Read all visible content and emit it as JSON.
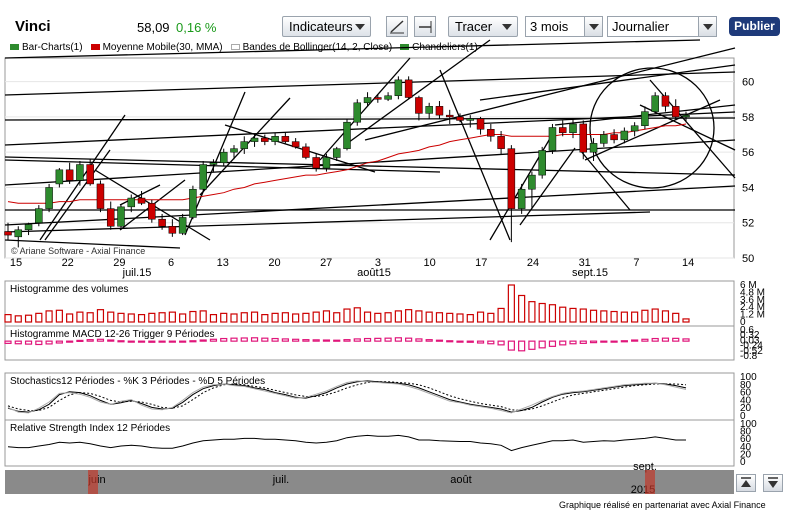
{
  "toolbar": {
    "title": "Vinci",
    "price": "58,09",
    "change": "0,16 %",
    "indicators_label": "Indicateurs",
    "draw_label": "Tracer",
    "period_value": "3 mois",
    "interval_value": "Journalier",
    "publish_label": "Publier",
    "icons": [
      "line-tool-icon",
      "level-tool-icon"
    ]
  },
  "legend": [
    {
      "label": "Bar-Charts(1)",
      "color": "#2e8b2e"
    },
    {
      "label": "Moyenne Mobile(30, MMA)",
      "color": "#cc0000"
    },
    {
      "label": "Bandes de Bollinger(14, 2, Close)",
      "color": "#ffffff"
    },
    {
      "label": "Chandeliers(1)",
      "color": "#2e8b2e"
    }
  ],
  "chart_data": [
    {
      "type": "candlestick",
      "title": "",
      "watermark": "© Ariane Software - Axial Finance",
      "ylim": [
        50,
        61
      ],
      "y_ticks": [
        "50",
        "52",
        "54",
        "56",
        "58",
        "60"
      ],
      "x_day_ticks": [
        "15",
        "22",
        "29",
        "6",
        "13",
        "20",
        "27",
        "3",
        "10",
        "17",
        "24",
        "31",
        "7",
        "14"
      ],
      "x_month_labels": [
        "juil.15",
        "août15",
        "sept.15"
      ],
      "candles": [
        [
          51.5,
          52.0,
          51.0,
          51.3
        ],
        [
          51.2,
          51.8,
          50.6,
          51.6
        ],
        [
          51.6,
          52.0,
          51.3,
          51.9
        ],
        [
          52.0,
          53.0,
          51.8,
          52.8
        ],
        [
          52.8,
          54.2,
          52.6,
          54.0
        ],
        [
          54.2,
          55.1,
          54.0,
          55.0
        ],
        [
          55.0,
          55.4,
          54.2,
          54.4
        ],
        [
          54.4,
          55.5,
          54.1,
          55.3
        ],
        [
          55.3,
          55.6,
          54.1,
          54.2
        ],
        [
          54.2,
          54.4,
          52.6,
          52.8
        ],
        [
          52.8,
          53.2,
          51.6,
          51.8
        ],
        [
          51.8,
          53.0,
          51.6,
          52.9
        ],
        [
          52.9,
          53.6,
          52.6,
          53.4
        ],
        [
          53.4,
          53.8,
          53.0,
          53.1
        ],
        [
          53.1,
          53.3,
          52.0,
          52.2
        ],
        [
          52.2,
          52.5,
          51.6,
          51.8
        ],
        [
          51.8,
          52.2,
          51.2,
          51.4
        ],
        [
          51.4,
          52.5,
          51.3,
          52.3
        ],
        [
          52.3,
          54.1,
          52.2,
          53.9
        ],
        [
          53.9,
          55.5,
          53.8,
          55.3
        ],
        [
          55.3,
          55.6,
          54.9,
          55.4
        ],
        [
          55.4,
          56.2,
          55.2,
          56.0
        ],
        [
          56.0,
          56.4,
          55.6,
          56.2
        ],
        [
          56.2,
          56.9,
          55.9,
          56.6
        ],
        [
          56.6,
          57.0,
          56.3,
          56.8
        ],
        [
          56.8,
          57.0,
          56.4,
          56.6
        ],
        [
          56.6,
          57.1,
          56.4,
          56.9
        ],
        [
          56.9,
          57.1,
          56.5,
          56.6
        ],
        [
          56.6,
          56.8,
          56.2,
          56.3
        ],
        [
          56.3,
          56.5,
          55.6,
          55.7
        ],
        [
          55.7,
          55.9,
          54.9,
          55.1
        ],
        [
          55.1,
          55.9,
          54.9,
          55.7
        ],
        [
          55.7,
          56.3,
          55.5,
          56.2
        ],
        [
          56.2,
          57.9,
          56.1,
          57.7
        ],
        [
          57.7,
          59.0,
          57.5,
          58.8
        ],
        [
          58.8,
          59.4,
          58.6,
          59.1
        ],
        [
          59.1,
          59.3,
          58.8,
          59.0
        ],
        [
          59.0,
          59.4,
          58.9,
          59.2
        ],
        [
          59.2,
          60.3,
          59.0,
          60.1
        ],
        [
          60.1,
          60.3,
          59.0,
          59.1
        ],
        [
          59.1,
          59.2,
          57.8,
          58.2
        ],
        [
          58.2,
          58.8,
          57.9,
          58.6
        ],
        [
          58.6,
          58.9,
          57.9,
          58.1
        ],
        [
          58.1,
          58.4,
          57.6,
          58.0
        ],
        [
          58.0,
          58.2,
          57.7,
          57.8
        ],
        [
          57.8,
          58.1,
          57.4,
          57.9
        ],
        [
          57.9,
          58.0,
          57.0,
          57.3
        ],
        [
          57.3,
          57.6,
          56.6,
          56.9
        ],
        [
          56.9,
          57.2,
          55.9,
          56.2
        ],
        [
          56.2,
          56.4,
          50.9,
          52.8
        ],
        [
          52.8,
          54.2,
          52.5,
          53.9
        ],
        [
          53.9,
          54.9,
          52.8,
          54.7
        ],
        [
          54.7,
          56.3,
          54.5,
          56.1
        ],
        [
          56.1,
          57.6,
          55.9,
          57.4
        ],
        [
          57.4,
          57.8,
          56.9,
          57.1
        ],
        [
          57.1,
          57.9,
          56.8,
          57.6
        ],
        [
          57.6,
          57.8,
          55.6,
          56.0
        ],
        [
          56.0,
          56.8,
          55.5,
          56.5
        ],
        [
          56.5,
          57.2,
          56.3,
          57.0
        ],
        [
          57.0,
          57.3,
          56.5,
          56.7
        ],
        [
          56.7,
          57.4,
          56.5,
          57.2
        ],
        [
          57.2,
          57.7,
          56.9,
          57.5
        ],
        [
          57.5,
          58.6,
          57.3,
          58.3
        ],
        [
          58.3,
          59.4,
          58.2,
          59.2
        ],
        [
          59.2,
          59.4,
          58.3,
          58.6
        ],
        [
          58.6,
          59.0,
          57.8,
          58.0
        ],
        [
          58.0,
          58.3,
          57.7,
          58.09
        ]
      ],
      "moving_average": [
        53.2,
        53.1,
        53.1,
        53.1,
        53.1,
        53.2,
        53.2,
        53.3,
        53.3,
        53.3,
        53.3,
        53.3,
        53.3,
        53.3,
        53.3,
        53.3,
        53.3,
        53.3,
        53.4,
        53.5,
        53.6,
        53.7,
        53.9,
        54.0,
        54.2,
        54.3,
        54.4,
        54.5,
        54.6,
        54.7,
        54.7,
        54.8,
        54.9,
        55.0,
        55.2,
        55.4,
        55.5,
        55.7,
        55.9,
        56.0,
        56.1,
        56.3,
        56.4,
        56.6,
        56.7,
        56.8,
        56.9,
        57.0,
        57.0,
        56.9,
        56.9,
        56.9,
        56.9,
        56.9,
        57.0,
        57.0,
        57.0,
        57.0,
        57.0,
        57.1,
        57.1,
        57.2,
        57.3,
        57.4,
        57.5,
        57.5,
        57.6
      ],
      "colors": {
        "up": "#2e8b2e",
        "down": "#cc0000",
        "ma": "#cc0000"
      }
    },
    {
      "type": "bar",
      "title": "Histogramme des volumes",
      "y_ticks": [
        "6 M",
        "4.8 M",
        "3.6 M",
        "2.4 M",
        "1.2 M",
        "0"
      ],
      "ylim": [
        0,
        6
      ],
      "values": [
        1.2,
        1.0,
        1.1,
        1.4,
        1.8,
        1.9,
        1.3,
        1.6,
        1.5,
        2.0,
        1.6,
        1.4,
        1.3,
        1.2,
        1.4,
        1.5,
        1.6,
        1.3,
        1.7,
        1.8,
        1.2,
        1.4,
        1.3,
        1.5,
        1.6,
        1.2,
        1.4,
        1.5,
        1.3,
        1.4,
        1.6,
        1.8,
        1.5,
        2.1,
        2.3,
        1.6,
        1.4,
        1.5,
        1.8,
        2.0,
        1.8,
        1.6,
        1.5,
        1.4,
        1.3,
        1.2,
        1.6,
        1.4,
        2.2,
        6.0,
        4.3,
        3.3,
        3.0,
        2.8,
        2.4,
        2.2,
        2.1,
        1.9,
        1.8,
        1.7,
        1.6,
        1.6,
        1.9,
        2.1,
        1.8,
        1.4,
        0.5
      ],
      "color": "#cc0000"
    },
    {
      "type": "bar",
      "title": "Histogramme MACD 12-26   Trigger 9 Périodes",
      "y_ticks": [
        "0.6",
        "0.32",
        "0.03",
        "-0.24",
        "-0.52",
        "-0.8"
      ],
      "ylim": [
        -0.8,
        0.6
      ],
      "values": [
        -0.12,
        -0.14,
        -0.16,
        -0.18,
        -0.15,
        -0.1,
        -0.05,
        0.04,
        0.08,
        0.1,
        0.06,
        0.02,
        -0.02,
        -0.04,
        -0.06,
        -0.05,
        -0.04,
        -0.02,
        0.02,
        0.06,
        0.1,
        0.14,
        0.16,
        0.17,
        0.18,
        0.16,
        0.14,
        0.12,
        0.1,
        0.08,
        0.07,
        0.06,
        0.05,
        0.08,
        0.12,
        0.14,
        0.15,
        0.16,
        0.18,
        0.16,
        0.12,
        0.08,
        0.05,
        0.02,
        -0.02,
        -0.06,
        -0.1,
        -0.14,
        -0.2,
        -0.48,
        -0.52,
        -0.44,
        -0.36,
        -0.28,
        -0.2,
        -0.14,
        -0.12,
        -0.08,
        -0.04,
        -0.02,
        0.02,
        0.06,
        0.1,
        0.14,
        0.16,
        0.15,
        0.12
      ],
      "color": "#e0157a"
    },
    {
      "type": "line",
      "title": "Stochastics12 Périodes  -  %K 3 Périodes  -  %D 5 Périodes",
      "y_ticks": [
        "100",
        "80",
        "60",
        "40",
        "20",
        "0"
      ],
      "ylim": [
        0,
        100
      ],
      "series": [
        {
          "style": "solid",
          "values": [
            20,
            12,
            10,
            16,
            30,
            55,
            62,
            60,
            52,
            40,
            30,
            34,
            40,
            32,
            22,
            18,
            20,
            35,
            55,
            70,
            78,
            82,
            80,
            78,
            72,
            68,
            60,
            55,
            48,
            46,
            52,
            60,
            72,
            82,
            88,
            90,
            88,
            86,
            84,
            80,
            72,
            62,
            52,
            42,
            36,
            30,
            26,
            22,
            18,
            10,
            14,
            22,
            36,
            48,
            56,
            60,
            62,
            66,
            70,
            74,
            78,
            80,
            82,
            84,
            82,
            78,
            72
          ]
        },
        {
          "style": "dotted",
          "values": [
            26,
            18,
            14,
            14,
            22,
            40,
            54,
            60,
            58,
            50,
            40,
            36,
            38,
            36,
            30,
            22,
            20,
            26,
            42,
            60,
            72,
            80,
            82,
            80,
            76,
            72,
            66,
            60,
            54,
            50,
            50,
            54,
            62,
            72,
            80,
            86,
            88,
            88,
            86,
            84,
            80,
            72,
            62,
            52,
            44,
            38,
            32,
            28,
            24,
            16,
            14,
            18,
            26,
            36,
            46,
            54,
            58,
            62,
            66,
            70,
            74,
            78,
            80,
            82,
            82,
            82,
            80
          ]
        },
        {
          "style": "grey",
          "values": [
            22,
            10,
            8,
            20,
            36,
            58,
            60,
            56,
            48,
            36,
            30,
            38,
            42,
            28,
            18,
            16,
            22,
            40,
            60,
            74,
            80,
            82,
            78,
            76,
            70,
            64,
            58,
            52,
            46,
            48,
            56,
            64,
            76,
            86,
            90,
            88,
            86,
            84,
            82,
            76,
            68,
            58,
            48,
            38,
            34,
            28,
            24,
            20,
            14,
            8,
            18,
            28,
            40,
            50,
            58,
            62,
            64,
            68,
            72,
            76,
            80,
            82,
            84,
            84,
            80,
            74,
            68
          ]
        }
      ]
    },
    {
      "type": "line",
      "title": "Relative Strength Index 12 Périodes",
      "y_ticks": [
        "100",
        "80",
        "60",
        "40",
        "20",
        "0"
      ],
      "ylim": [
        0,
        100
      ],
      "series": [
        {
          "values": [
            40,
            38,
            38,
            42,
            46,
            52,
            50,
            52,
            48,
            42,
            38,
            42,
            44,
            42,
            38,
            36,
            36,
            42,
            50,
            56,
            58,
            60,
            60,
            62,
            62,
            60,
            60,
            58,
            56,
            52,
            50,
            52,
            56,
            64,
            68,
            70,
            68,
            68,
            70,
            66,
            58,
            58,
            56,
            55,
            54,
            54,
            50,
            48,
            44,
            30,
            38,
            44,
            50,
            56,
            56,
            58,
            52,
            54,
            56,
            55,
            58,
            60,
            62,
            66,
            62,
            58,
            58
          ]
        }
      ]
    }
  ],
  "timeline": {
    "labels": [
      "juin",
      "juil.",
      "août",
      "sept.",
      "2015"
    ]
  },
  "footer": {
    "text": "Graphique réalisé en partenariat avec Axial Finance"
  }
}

____________________

REQUEST:
Reply with nothing except the number of lines in the listing above that include "Histogramme".

REPLY TO THE TASK:
2